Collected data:

###

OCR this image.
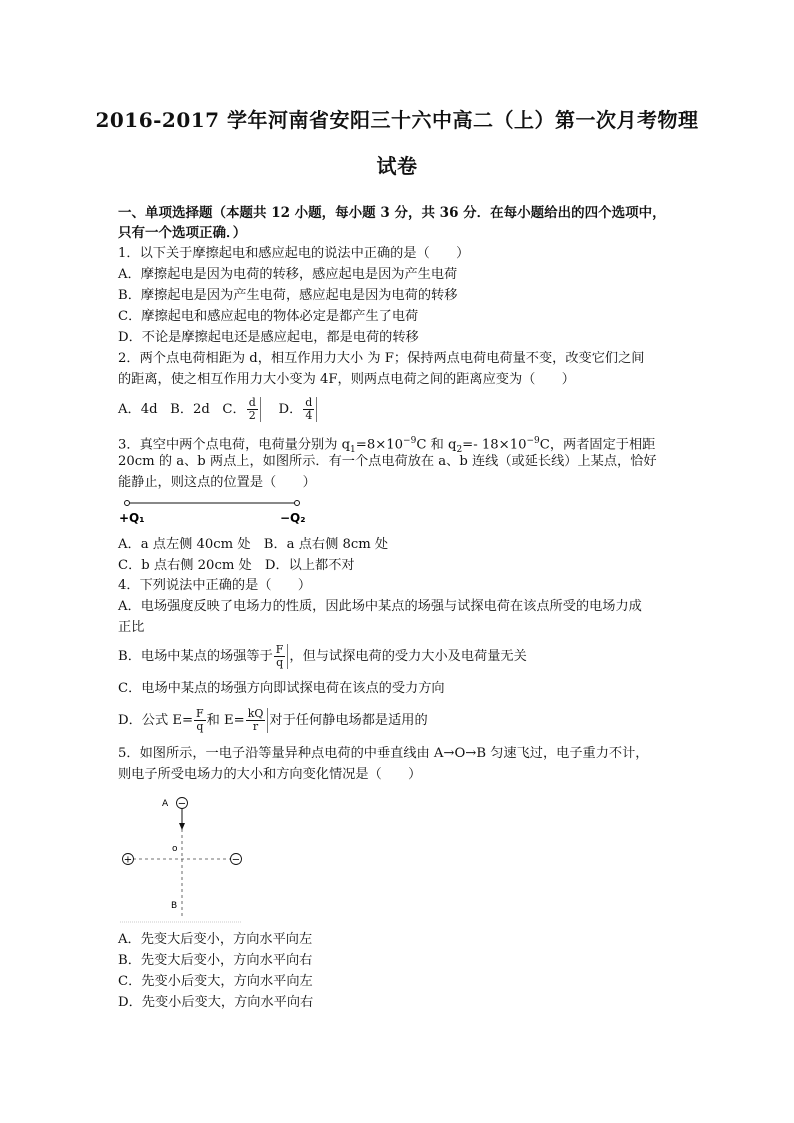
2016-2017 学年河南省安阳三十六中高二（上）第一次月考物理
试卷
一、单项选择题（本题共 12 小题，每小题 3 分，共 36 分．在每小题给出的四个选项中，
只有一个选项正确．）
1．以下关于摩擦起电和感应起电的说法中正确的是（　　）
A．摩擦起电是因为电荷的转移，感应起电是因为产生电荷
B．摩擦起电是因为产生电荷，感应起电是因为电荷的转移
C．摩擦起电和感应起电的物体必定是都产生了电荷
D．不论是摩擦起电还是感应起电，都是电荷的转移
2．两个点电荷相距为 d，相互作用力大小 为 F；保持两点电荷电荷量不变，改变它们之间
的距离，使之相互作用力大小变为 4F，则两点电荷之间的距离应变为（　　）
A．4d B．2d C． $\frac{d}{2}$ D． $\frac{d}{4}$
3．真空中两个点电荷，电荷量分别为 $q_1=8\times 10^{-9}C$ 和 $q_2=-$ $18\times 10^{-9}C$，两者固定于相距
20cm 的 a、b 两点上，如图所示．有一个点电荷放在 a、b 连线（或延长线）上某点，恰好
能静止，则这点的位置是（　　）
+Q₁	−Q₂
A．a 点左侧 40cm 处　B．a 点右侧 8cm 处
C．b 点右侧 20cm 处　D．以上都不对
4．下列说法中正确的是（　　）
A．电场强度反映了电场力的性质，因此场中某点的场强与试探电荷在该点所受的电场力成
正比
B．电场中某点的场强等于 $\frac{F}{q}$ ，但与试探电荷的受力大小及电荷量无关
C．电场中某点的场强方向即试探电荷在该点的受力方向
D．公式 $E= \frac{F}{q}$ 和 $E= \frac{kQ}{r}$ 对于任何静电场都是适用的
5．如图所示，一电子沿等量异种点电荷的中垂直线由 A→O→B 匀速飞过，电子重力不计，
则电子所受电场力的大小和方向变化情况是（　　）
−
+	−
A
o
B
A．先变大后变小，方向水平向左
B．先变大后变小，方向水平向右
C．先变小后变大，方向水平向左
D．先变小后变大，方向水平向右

###

GIVEN TASK: Every line is to be duplicated exactly, though pictures stay out.

EXERCISE RESULT:
OCR this image.
2016-2017 学年河南省安阳三十六中高二（上）第一次月考物理
试卷
一、单项选择题（本题共 12 小题，每小题 3 分，共 36 分．在每小题给出的四个选项中，
只有一个选项正确．）
1．以下关于摩擦起电和感应起电的说法中正确的是（　　）
A．摩擦起电是因为电荷的转移，感应起电是因为产生电荷
B．摩擦起电是因为产生电荷，感应起电是因为电荷的转移
C．摩擦起电和感应起电的物体必定是都产生了电荷
D．不论是摩擦起电还是感应起电，都是电荷的转移
2．两个点电荷相距为 d，相互作用力大小 为 F；保持两点电荷电荷量不变，改变它们之间
的距离，使之相互作用力大小变为 4F，则两点电荷之间的距离应变为（　　）
A．4d B．2d C． $\frac{d}{2}$ D． $\frac{d}{4}$
3．真空中两个点电荷，电荷量分别为 $q_1=8\times 10^{-9}C$ 和 $q_2=-$ $18\times 10^{-9}C$，两者固定于相距
20cm 的 a、b 两点上，如图所示．有一个点电荷放在 a、b 连线（或延长线）上某点，恰好
能静止，则这点的位置是（　　）
+Q₁	−Q₂
A．a 点左侧 40cm 处　B．a 点右侧 8cm 处
C．b 点右侧 20cm 处　D．以上都不对
4．下列说法中正确的是（　　）
A．电场强度反映了电场力的性质，因此场中某点的场强与试探电荷在该点所受的电场力成
正比
B．电场中某点的场强等于 $\frac{F}{q}$ ，但与试探电荷的受力大小及电荷量无关
C．电场中某点的场强方向即试探电荷在该点的受力方向
D．公式 $E= \frac{F}{q}$ 和 $E= \frac{kQ}{r}$ 对于任何静电场都是适用的
5．如图所示，一电子沿等量异种点电荷的中垂直线由 A→O→B 匀速飞过，电子重力不计，
则电子所受电场力的大小和方向变化情况是（　　）
−
+	−
A
o
B
A．先变大后变小，方向水平向左
B．先变大后变小，方向水平向右
C．先变小后变大，方向水平向左
D．先变小后变大，方向水平向右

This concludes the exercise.